* Begin Given data *
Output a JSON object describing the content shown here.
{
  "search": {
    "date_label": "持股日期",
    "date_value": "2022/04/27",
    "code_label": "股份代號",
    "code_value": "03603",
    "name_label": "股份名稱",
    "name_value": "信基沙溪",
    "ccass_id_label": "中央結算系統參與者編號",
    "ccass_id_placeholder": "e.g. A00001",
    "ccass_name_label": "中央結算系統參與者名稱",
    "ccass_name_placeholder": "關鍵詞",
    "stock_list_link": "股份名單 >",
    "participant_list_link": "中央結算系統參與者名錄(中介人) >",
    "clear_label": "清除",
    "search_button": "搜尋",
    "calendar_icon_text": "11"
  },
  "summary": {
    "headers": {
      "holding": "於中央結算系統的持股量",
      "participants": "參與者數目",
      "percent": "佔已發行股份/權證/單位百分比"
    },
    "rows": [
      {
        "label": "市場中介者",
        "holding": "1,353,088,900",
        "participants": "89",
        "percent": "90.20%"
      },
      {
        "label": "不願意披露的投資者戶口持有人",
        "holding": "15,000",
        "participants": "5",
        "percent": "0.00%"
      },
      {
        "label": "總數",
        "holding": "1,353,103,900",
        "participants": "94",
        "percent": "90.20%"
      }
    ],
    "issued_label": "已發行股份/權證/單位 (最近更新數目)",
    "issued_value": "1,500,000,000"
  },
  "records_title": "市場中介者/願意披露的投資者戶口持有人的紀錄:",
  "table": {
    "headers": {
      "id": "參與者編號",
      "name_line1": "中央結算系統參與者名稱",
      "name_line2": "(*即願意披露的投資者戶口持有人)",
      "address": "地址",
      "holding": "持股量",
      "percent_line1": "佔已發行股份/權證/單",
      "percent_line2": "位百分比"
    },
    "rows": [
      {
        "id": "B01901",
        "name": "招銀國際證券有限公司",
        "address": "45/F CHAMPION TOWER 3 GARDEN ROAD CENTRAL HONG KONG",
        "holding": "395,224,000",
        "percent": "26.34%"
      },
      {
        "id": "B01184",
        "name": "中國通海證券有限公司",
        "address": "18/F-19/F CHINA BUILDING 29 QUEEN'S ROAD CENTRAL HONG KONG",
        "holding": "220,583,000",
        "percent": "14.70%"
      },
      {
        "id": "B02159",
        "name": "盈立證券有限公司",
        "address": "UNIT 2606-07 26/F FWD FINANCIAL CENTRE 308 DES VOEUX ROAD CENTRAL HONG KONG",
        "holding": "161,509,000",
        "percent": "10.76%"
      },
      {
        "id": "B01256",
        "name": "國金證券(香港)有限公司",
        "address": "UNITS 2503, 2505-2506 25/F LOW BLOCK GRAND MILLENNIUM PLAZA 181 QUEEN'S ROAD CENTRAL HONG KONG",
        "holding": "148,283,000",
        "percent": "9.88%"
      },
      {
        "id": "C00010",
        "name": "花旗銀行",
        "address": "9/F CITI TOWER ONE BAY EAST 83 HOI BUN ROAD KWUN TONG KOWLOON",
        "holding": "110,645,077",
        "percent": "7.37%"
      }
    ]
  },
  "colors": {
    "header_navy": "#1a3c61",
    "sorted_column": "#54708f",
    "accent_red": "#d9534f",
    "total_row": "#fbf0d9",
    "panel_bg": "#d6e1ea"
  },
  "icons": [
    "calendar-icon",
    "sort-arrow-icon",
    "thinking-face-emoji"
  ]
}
* End Given data *
Check every line of the data, and copy the ones that contain "HONG".

        "address": "45/F CHAMPION TOWER 3 GARDEN ROAD CENTRAL HONG KONG",
        "address": "18/F-19/F CHINA BUILDING 29 QUEEN'S ROAD CENTRAL HONG KONG",
        "address": "UNIT 2606-07 26/F FWD FINANCIAL CENTRE 308 DES VOEUX ROAD CENTRAL HONG KONG",
        "address": "UNITS 2503, 2505-2506 25/F LOW BLOCK GRAND MILLENNIUM PLAZA 181 QUEEN'S ROAD CENTRAL HONG KONG",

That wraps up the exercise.